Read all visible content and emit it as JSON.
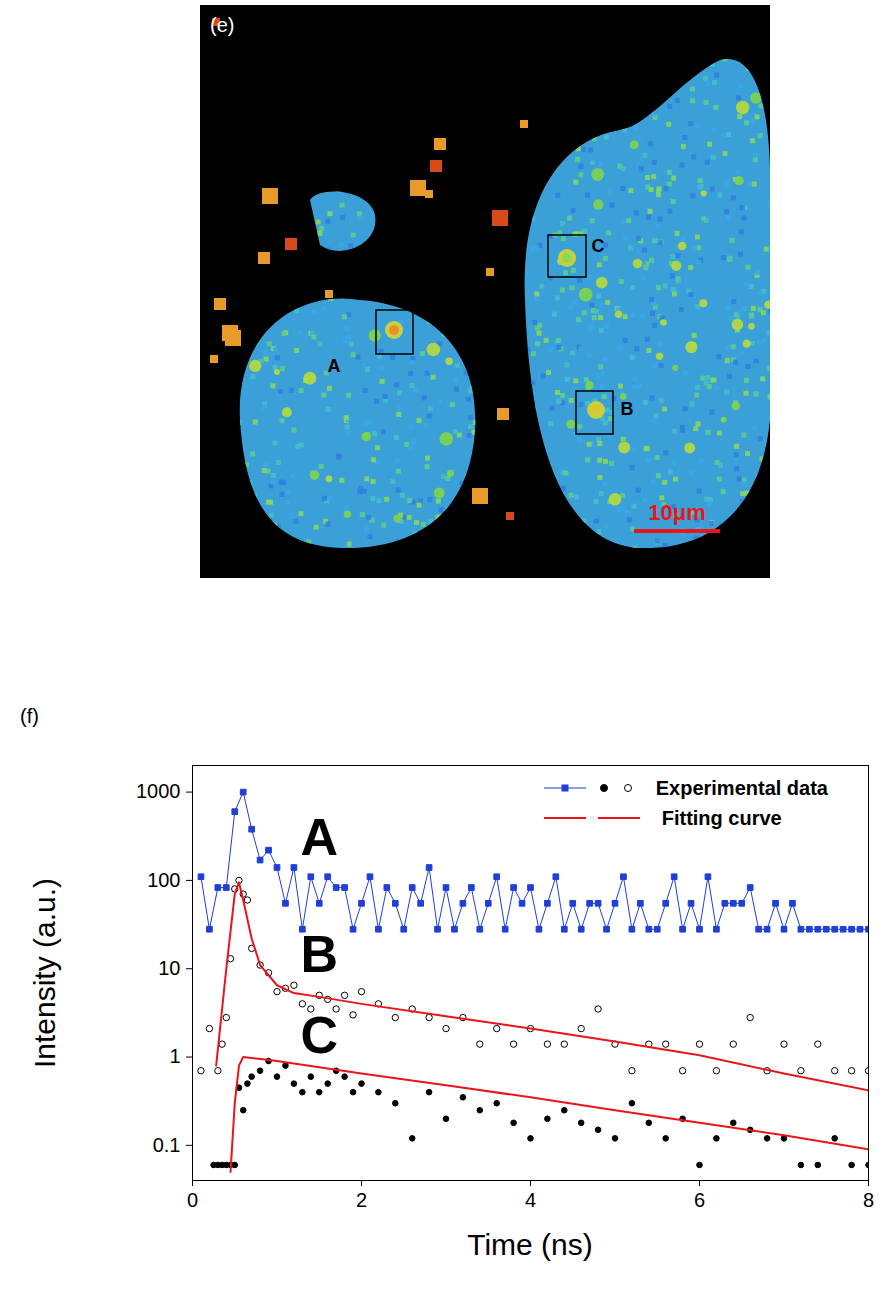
{
  "image_panel": {
    "label": "(e)",
    "regions": [
      "A",
      "B",
      "C"
    ],
    "scale_bar": "10μm"
  },
  "chart_data": {
    "type": "scatter",
    "panel_label": "(f)",
    "x_label": "Time (ns)",
    "y_label": "Intensity (a.u.)",
    "log": "y",
    "xlim": [
      0,
      8
    ],
    "ylim": [
      0.04,
      2000
    ],
    "xticks": [
      0,
      2,
      4,
      6,
      8
    ],
    "yticks": [
      0.1,
      1,
      10,
      100,
      1000
    ],
    "legend": "top-right",
    "annotations": [
      {
        "text": "A",
        "x": 1.5,
        "y": 300
      },
      {
        "text": "B",
        "x": 1.5,
        "y": 14
      },
      {
        "text": "C",
        "x": 1.5,
        "y": 1.7
      }
    ],
    "series": [
      {
        "name": "Experimental data",
        "color": "#1f3fd6",
        "marker": "square",
        "line_style": "solid",
        "x": [
          0.1,
          0.2,
          0.3,
          0.4,
          0.5,
          0.6,
          0.7,
          0.8,
          0.9,
          1.0,
          1.1,
          1.2,
          1.3,
          1.4,
          1.5,
          1.6,
          1.7,
          1.8,
          1.9,
          2.0,
          2.1,
          2.2,
          2.3,
          2.4,
          2.5,
          2.6,
          2.7,
          2.8,
          2.9,
          3.0,
          3.1,
          3.2,
          3.3,
          3.4,
          3.5,
          3.6,
          3.7,
          3.8,
          3.9,
          4.0,
          4.1,
          4.2,
          4.3,
          4.4,
          4.5,
          4.6,
          4.7,
          4.8,
          4.9,
          5.0,
          5.1,
          5.2,
          5.3,
          5.4,
          5.5,
          5.6,
          5.7,
          5.8,
          5.9,
          6.0,
          6.1,
          6.2,
          6.3,
          6.4,
          6.5,
          6.6,
          6.7,
          6.8,
          6.9,
          7.0,
          7.1,
          7.2,
          7.3,
          7.4,
          7.5,
          7.6,
          7.7,
          7.8,
          7.9,
          8.0
        ],
        "values": [
          110,
          28,
          83,
          83,
          600,
          1000,
          380,
          170,
          220,
          140,
          55,
          140,
          28,
          110,
          55,
          110,
          83,
          83,
          28,
          55,
          110,
          28,
          83,
          55,
          28,
          83,
          55,
          140,
          28,
          83,
          28,
          55,
          83,
          28,
          55,
          110,
          28,
          83,
          55,
          83,
          28,
          55,
          110,
          28,
          55,
          28,
          55,
          55,
          28,
          55,
          110,
          28,
          55,
          28,
          28,
          55,
          110,
          28,
          55,
          28,
          110,
          28,
          55,
          55,
          55,
          83,
          28,
          28,
          55,
          28,
          55,
          28,
          28,
          28,
          28,
          28,
          28,
          28,
          28,
          28
        ]
      },
      {
        "name": "Experimental data",
        "color": "#000000",
        "marker": "circle",
        "line_style": "none",
        "x": [
          0.25,
          0.3,
          0.35,
          0.4,
          0.45,
          0.5,
          0.55,
          0.6,
          0.65,
          0.7,
          0.8,
          0.9,
          1.0,
          1.1,
          1.2,
          1.3,
          1.4,
          1.5,
          1.6,
          1.7,
          1.8,
          1.9,
          2.0,
          2.2,
          2.4,
          2.6,
          2.8,
          3.0,
          3.2,
          3.4,
          3.6,
          3.8,
          4.0,
          4.2,
          4.4,
          4.6,
          4.8,
          5.0,
          5.2,
          5.4,
          5.6,
          5.8,
          6.0,
          6.2,
          6.4,
          6.6,
          6.8,
          7.0,
          7.2,
          7.4,
          7.6,
          7.8,
          8.0
        ],
        "values": [
          0.06,
          0.06,
          0.06,
          0.06,
          0.06,
          0.06,
          0.45,
          0.25,
          0.5,
          0.6,
          0.7,
          0.9,
          0.6,
          0.8,
          0.5,
          0.4,
          0.6,
          0.4,
          0.5,
          0.7,
          0.6,
          0.4,
          0.5,
          0.4,
          0.3,
          0.12,
          0.4,
          0.2,
          0.35,
          0.25,
          0.3,
          0.18,
          0.12,
          0.2,
          0.25,
          0.18,
          0.15,
          0.12,
          0.3,
          0.18,
          0.12,
          0.2,
          0.06,
          0.12,
          0.18,
          0.15,
          0.12,
          0.12,
          0.06,
          0.06,
          0.12,
          0.06,
          0.06
        ]
      },
      {
        "name": "Experimental data",
        "color": "#000000",
        "marker": "circle-open",
        "line_style": "none",
        "x": [
          0.1,
          0.2,
          0.3,
          0.35,
          0.4,
          0.45,
          0.5,
          0.55,
          0.6,
          0.65,
          0.7,
          0.8,
          0.9,
          1.0,
          1.1,
          1.2,
          1.3,
          1.4,
          1.5,
          1.6,
          1.7,
          1.8,
          1.9,
          2.0,
          2.2,
          2.4,
          2.6,
          2.8,
          3.0,
          3.2,
          3.4,
          3.6,
          3.8,
          4.0,
          4.2,
          4.4,
          4.6,
          4.8,
          5.0,
          5.2,
          5.4,
          5.6,
          5.8,
          6.0,
          6.2,
          6.4,
          6.6,
          6.8,
          7.0,
          7.2,
          7.4,
          7.6,
          7.8,
          8.0
        ],
        "values": [
          0.7,
          2.1,
          0.7,
          1.4,
          2.8,
          13,
          80,
          100,
          70,
          60,
          17,
          11,
          9,
          5.5,
          6,
          6.5,
          4,
          3.5,
          5,
          4.5,
          3.5,
          5,
          3,
          5.5,
          4,
          2.8,
          3.5,
          2.8,
          2.1,
          2.8,
          1.4,
          2.1,
          1.4,
          2.1,
          1.4,
          1.4,
          2.1,
          3.5,
          1.4,
          0.7,
          1.4,
          1.4,
          0.7,
          1.4,
          0.7,
          1.4,
          2.8,
          0.7,
          1.4,
          0.7,
          1.4,
          0.7,
          0.7,
          0.7
        ]
      },
      {
        "name": "Fitting curve",
        "color": "#e8161b",
        "marker": "none",
        "line_style": "solid",
        "x": [
          0.28,
          0.4,
          0.5,
          0.55,
          0.6,
          0.7,
          0.8,
          1.0,
          1.2,
          1.5,
          2,
          3,
          4,
          5,
          6,
          7,
          8
        ],
        "values": [
          0.8,
          10,
          70,
          95,
          60,
          22,
          11,
          6.5,
          5.3,
          4.8,
          4,
          2.9,
          2.1,
          1.5,
          1.05,
          0.65,
          0.42
        ]
      },
      {
        "name": "Fitting curve",
        "color": "#e8161b",
        "marker": "none",
        "line_style": "solid",
        "x": [
          0.45,
          0.5,
          0.55,
          0.6,
          1,
          2,
          3,
          4,
          5,
          6,
          7,
          8
        ],
        "values": [
          0.05,
          0.3,
          0.8,
          1.0,
          0.9,
          0.65,
          0.48,
          0.35,
          0.25,
          0.18,
          0.13,
          0.09
        ]
      }
    ]
  }
}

● ● ●

Written exercise:
Every line of text is to be repeated exactly; pictures are left out.

The result:
Read all visible content and emit it as JSON.
{
  "image_panel": {
    "label": "(e)",
    "regions": [
      "A",
      "B",
      "C"
    ],
    "scale_bar": "10μm"
  },
  "chart_data": {
    "type": "scatter",
    "panel_label": "(f)",
    "x_label": "Time (ns)",
    "y_label": "Intensity (a.u.)",
    "log": "y",
    "xlim": [
      0,
      8
    ],
    "ylim": [
      0.04,
      2000
    ],
    "xticks": [
      0,
      2,
      4,
      6,
      8
    ],
    "yticks": [
      0.1,
      1,
      10,
      100,
      1000
    ],
    "legend": "top-right",
    "annotations": [
      {
        "text": "A",
        "x": 1.5,
        "y": 300
      },
      {
        "text": "B",
        "x": 1.5,
        "y": 14
      },
      {
        "text": "C",
        "x": 1.5,
        "y": 1.7
      }
    ],
    "series": [
      {
        "name": "Experimental data",
        "color": "#1f3fd6",
        "marker": "square",
        "line_style": "solid",
        "x": [
          0.1,
          0.2,
          0.3,
          0.4,
          0.5,
          0.6,
          0.7,
          0.8,
          0.9,
          1.0,
          1.1,
          1.2,
          1.3,
          1.4,
          1.5,
          1.6,
          1.7,
          1.8,
          1.9,
          2.0,
          2.1,
          2.2,
          2.3,
          2.4,
          2.5,
          2.6,
          2.7,
          2.8,
          2.9,
          3.0,
          3.1,
          3.2,
          3.3,
          3.4,
          3.5,
          3.6,
          3.7,
          3.8,
          3.9,
          4.0,
          4.1,
          4.2,
          4.3,
          4.4,
          4.5,
          4.6,
          4.7,
          4.8,
          4.9,
          5.0,
          5.1,
          5.2,
          5.3,
          5.4,
          5.5,
          5.6,
          5.7,
          5.8,
          5.9,
          6.0,
          6.1,
          6.2,
          6.3,
          6.4,
          6.5,
          6.6,
          6.7,
          6.8,
          6.9,
          7.0,
          7.1,
          7.2,
          7.3,
          7.4,
          7.5,
          7.6,
          7.7,
          7.8,
          7.9,
          8.0
        ],
        "values": [
          110,
          28,
          83,
          83,
          600,
          1000,
          380,
          170,
          220,
          140,
          55,
          140,
          28,
          110,
          55,
          110,
          83,
          83,
          28,
          55,
          110,
          28,
          83,
          55,
          28,
          83,
          55,
          140,
          28,
          83,
          28,
          55,
          83,
          28,
          55,
          110,
          28,
          83,
          55,
          83,
          28,
          55,
          110,
          28,
          55,
          28,
          55,
          55,
          28,
          55,
          110,
          28,
          55,
          28,
          28,
          55,
          110,
          28,
          55,
          28,
          110,
          28,
          55,
          55,
          55,
          83,
          28,
          28,
          55,
          28,
          55,
          28,
          28,
          28,
          28,
          28,
          28,
          28,
          28,
          28
        ]
      },
      {
        "name": "Experimental data",
        "color": "#000000",
        "marker": "circle",
        "line_style": "none",
        "x": [
          0.25,
          0.3,
          0.35,
          0.4,
          0.45,
          0.5,
          0.55,
          0.6,
          0.65,
          0.7,
          0.8,
          0.9,
          1.0,
          1.1,
          1.2,
          1.3,
          1.4,
          1.5,
          1.6,
          1.7,
          1.8,
          1.9,
          2.0,
          2.2,
          2.4,
          2.6,
          2.8,
          3.0,
          3.2,
          3.4,
          3.6,
          3.8,
          4.0,
          4.2,
          4.4,
          4.6,
          4.8,
          5.0,
          5.2,
          5.4,
          5.6,
          5.8,
          6.0,
          6.2,
          6.4,
          6.6,
          6.8,
          7.0,
          7.2,
          7.4,
          7.6,
          7.8,
          8.0
        ],
        "values": [
          0.06,
          0.06,
          0.06,
          0.06,
          0.06,
          0.06,
          0.45,
          0.25,
          0.5,
          0.6,
          0.7,
          0.9,
          0.6,
          0.8,
          0.5,
          0.4,
          0.6,
          0.4,
          0.5,
          0.7,
          0.6,
          0.4,
          0.5,
          0.4,
          0.3,
          0.12,
          0.4,
          0.2,
          0.35,
          0.25,
          0.3,
          0.18,
          0.12,
          0.2,
          0.25,
          0.18,
          0.15,
          0.12,
          0.3,
          0.18,
          0.12,
          0.2,
          0.06,
          0.12,
          0.18,
          0.15,
          0.12,
          0.12,
          0.06,
          0.06,
          0.12,
          0.06,
          0.06
        ]
      },
      {
        "name": "Experimental data",
        "color": "#000000",
        "marker": "circle-open",
        "line_style": "none",
        "x": [
          0.1,
          0.2,
          0.3,
          0.35,
          0.4,
          0.45,
          0.5,
          0.55,
          0.6,
          0.65,
          0.7,
          0.8,
          0.9,
          1.0,
          1.1,
          1.2,
          1.3,
          1.4,
          1.5,
          1.6,
          1.7,
          1.8,
          1.9,
          2.0,
          2.2,
          2.4,
          2.6,
          2.8,
          3.0,
          3.2,
          3.4,
          3.6,
          3.8,
          4.0,
          4.2,
          4.4,
          4.6,
          4.8,
          5.0,
          5.2,
          5.4,
          5.6,
          5.8,
          6.0,
          6.2,
          6.4,
          6.6,
          6.8,
          7.0,
          7.2,
          7.4,
          7.6,
          7.8,
          8.0
        ],
        "values": [
          0.7,
          2.1,
          0.7,
          1.4,
          2.8,
          13,
          80,
          100,
          70,
          60,
          17,
          11,
          9,
          5.5,
          6,
          6.5,
          4,
          3.5,
          5,
          4.5,
          3.5,
          5,
          3,
          5.5,
          4,
          2.8,
          3.5,
          2.8,
          2.1,
          2.8,
          1.4,
          2.1,
          1.4,
          2.1,
          1.4,
          1.4,
          2.1,
          3.5,
          1.4,
          0.7,
          1.4,
          1.4,
          0.7,
          1.4,
          0.7,
          1.4,
          2.8,
          0.7,
          1.4,
          0.7,
          1.4,
          0.7,
          0.7,
          0.7
        ]
      },
      {
        "name": "Fitting curve",
        "color": "#e8161b",
        "marker": "none",
        "line_style": "solid",
        "x": [
          0.28,
          0.4,
          0.5,
          0.55,
          0.6,
          0.7,
          0.8,
          1.0,
          1.2,
          1.5,
          2,
          3,
          4,
          5,
          6,
          7,
          8
        ],
        "values": [
          0.8,
          10,
          70,
          95,
          60,
          22,
          11,
          6.5,
          5.3,
          4.8,
          4,
          2.9,
          2.1,
          1.5,
          1.05,
          0.65,
          0.42
        ]
      },
      {
        "name": "Fitting curve",
        "color": "#e8161b",
        "marker": "none",
        "line_style": "solid",
        "x": [
          0.45,
          0.5,
          0.55,
          0.6,
          1,
          2,
          3,
          4,
          5,
          6,
          7,
          8
        ],
        "values": [
          0.05,
          0.3,
          0.8,
          1.0,
          0.9,
          0.65,
          0.48,
          0.35,
          0.25,
          0.18,
          0.13,
          0.09
        ]
      }
    ]
  }
}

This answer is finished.